--- START OF SOURCE EXTRACT ---
Projections call for second highest ever Upper Missouri River runoff

July 16, 2019 By Radio Iowa Contributor

MIssouri River flooding.

A spokesman for the U.S. Army Corps of Engineers say runoff into the upper Missouri River basin for 2019 is nearly double its average.

The latest data from the Corps says 38.3 million acre feet of runoff has been recorded in the basin above Sioux City as of July 1st, contributing to continued flooding downstream. The chief of the Corps Missouri River Basin Water Management Division, John Remus,says current projections call for the second-highest yearly runoff total in the history of Missouri River recordkeeping.

“The July 1st forecast for runoff in the basin above Sioux City is 49.9 million acre feet,” Remus says. “This is slightly lower than our June 1st forecast of 50 million acre feet. If realized, this runoff will be the second-largest runoff in the 120 years of records.” The forecast amount would be second only to 2011, when 61 million acre feet of runoff was recorded.
--- END OF SOURCE EXTRACT ---
--- START OF DATASET EXCERPTS ---
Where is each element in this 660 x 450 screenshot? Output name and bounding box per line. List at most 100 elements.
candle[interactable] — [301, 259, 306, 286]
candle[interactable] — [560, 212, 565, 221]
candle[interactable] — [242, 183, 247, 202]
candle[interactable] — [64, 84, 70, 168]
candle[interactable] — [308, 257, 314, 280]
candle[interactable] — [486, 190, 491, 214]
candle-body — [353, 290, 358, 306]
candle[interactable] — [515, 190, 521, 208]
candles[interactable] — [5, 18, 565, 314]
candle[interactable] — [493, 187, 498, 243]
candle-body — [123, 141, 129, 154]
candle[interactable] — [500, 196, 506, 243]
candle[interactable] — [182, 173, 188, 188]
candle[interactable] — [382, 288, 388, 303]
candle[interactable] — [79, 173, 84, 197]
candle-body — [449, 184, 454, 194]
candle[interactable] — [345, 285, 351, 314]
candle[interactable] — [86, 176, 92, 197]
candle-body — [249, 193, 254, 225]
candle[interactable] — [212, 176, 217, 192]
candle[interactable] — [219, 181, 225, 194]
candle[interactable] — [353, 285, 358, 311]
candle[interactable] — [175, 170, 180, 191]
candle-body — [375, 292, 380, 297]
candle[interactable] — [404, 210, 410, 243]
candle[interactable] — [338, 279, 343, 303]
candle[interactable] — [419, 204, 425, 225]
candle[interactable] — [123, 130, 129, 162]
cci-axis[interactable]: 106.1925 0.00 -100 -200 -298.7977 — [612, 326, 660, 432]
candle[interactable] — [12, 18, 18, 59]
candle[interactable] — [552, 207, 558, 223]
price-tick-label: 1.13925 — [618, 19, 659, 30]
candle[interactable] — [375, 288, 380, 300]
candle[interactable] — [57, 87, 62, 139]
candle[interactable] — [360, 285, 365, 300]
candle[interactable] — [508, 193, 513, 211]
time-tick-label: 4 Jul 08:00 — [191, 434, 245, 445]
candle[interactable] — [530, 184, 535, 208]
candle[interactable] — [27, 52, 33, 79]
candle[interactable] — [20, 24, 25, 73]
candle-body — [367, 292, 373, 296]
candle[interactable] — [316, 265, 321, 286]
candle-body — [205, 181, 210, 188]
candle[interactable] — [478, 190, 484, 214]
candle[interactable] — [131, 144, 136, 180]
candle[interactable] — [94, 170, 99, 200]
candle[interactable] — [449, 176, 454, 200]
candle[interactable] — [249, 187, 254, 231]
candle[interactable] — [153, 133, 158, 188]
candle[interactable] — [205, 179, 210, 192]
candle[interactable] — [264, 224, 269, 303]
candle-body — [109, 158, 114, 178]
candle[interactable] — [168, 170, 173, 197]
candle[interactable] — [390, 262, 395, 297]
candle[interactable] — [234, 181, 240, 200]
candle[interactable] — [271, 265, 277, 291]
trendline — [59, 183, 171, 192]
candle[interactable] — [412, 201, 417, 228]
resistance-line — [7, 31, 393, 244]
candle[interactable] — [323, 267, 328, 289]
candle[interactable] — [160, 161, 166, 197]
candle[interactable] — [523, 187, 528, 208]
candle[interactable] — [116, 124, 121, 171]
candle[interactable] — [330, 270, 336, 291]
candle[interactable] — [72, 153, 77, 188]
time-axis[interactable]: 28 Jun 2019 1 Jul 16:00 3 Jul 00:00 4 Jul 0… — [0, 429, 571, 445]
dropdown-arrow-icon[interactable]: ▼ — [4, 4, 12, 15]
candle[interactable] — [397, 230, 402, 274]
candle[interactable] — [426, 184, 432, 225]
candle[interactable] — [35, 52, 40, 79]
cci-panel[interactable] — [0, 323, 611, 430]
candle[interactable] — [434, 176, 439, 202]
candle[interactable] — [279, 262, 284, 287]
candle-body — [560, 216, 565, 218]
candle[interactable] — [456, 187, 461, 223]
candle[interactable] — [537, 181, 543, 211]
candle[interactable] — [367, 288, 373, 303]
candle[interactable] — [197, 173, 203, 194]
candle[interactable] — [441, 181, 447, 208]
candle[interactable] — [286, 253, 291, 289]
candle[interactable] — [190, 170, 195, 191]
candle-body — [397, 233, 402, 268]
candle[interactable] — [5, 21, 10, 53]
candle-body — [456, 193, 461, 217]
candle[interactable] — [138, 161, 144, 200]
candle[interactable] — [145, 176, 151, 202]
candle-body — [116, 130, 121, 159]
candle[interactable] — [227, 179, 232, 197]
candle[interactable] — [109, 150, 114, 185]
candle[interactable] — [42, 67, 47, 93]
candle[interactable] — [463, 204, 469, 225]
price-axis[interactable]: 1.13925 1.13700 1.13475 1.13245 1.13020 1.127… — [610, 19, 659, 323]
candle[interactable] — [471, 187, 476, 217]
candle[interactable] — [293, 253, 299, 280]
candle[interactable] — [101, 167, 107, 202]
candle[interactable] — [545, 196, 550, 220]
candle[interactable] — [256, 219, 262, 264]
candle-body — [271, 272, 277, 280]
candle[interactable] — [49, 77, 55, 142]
--- END OF DATASET EXCERPTS ---
GOAL A
In the article on Upper Missouri River runoff, how many acre feet of runoff does the July 1st forecast call for in the basin above Sioux City?
GOAL B
Write the next part of the article on Upper Missouri River runoff, picking up after its final sentence.
These entries have no connection to the article on Upper Missouri River runoff.

EXERCISE RESULT A
49.9 million acre feet.

EXERCISE RESULT B
Remus says the reservoirs in the upper basin designed for flood control storage are nearly full. “Reservoir system storage is currently 68.4 million acre feet,” according to Remus. “This is just above the base of the system’s exclusive flood control zone and 12.3 million acre feet and of the 16.3 million acre feet of total flood control storage is currently occupied.”

Remus says the Corps is anticipating getting some additional flood control storage back in Montana and Wyoming in the near future, which will bring additional water to dams in North Dakota and South Dakota. “The Bureau of Reclamation has been storing runoff in the flood control zones on some of their projects in the upper basin,” Remus says. “They are beginning to release water now. We should be seeing that water from the bureau projects at Fort Peck and Garrison in the next week or so.”

Releases from Gavins Point Dam in Yankton, South Dakota, the lowest dam on the system, remain at nearly twice their normal levels due to the increased runoff.

(By Ryan Matheny, KMA, Shenandoah/ Photo courtesy of Fremont County Emergency Management)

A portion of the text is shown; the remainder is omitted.